BEGIN RECORDS FOR THIS TASK

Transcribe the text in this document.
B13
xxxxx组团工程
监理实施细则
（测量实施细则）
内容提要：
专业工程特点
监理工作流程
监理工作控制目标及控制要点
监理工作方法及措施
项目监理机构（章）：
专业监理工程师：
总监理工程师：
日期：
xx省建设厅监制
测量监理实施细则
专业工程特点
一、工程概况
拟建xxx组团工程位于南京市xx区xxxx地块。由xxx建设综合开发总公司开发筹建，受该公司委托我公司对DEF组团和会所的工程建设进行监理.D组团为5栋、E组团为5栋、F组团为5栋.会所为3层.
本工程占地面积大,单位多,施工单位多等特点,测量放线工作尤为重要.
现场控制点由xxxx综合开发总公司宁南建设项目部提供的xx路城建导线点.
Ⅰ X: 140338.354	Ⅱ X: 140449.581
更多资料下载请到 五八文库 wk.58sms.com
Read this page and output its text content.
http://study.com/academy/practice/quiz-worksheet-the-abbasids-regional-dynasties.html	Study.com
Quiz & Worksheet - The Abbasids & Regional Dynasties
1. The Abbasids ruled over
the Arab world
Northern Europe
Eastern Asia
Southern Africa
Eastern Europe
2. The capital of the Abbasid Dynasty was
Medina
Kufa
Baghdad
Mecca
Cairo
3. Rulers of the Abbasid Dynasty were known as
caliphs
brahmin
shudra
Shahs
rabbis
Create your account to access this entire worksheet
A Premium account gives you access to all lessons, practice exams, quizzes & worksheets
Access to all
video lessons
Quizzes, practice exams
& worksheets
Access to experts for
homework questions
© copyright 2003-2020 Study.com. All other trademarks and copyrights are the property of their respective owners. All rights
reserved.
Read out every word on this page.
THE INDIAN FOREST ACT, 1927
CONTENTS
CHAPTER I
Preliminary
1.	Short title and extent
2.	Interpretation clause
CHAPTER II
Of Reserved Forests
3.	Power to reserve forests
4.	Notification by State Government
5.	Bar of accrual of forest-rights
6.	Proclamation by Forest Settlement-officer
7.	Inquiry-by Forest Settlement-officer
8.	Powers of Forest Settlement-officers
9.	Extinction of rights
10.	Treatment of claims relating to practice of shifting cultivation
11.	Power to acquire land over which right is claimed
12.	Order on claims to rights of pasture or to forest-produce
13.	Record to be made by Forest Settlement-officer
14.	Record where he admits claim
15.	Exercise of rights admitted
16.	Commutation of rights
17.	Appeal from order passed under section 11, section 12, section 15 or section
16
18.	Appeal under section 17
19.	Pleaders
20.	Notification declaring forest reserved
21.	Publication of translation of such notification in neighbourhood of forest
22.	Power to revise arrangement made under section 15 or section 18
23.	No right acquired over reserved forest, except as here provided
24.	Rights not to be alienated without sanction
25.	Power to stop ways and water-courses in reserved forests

END RECORDS FOR THIS TASK

(GIVEN REQUEST): Set down the listing in full, keeping every word exactly as it is.

(WRITTEN SOLUTION):
Transcribe the text in this document.
B13
xxxxx组团工程
监理实施细则
（测量实施细则）
内容提要：
专业工程特点
监理工作流程
监理工作控制目标及控制要点
监理工作方法及措施
项目监理机构（章）：
专业监理工程师：
总监理工程师：
日期：
xx省建设厅监制
测量监理实施细则
专业工程特点
一、工程概况
拟建xxx组团工程位于南京市xx区xxxx地块。由xxx建设综合开发总公司开发筹建，受该公司委托我公司对DEF组团和会所的工程建设进行监理.D组团为5栋、E组团为5栋、F组团为5栋.会所为3层.
本工程占地面积大,单位多,施工单位多等特点,测量放线工作尤为重要.
现场控制点由xxxx综合开发总公司宁南建设项目部提供的xx路城建导线点.
Ⅰ X: 140338.354	Ⅱ X: 140449.581
更多资料下载请到 五八文库 wk.58sms.com
Read this page and output its text content.
http://study.com/academy/practice/quiz-worksheet-the-abbasids-regional-dynasties.html	Study.com
Quiz & Worksheet - The Abbasids & Regional Dynasties
1. The Abbasids ruled over
the Arab world
Northern Europe
Eastern Asia
Southern Africa
Eastern Europe
2. The capital of the Abbasid Dynasty was
Medina
Kufa
Baghdad
Mecca
Cairo
3. Rulers of the Abbasid Dynasty were known as
caliphs
brahmin
shudra
Shahs
rabbis
Create your account to access this entire worksheet
A Premium account gives you access to all lessons, practice exams, quizzes & worksheets
Access to all
video lessons
Quizzes, practice exams
& worksheets
Access to experts for
homework questions
© copyright 2003-2020 Study.com. All other trademarks and copyrights are the property of their respective owners. All rights
reserved.
Read out every word on this page.
THE INDIAN FOREST ACT, 1927
CONTENTS
CHAPTER I
Preliminary
1.	Short title and extent
2.	Interpretation clause
CHAPTER II
Of Reserved Forests
3.	Power to reserve forests
4.	Notification by State Government
5.	Bar of accrual of forest-rights
6.	Proclamation by Forest Settlement-officer
7.	Inquiry-by Forest Settlement-officer
8.	Powers of Forest Settlement-officers
9.	Extinction of rights
10.	Treatment of claims relating to practice of shifting cultivation
11.	Power to acquire land over which right is claimed
12.	Order on claims to rights of pasture or to forest-produce
13.	Record to be made by Forest Settlement-officer
14.	Record where he admits claim
15.	Exercise of rights admitted
16.	Commutation of rights
17.	Appeal from order passed under section 11, section 12, section 15 or section
16
18.	Appeal under section 17
19.	Pleaders
20.	Notification declaring forest reserved
21.	Publication of translation of such notification in neighbourhood of forest
22.	Power to revise arrangement made under section 15 or section 18
23.	No right acquired over reserved forest, except as here provided
24.	Rights not to be alienated without sanction
25.	Power to stop ways and water-courses in reserved forests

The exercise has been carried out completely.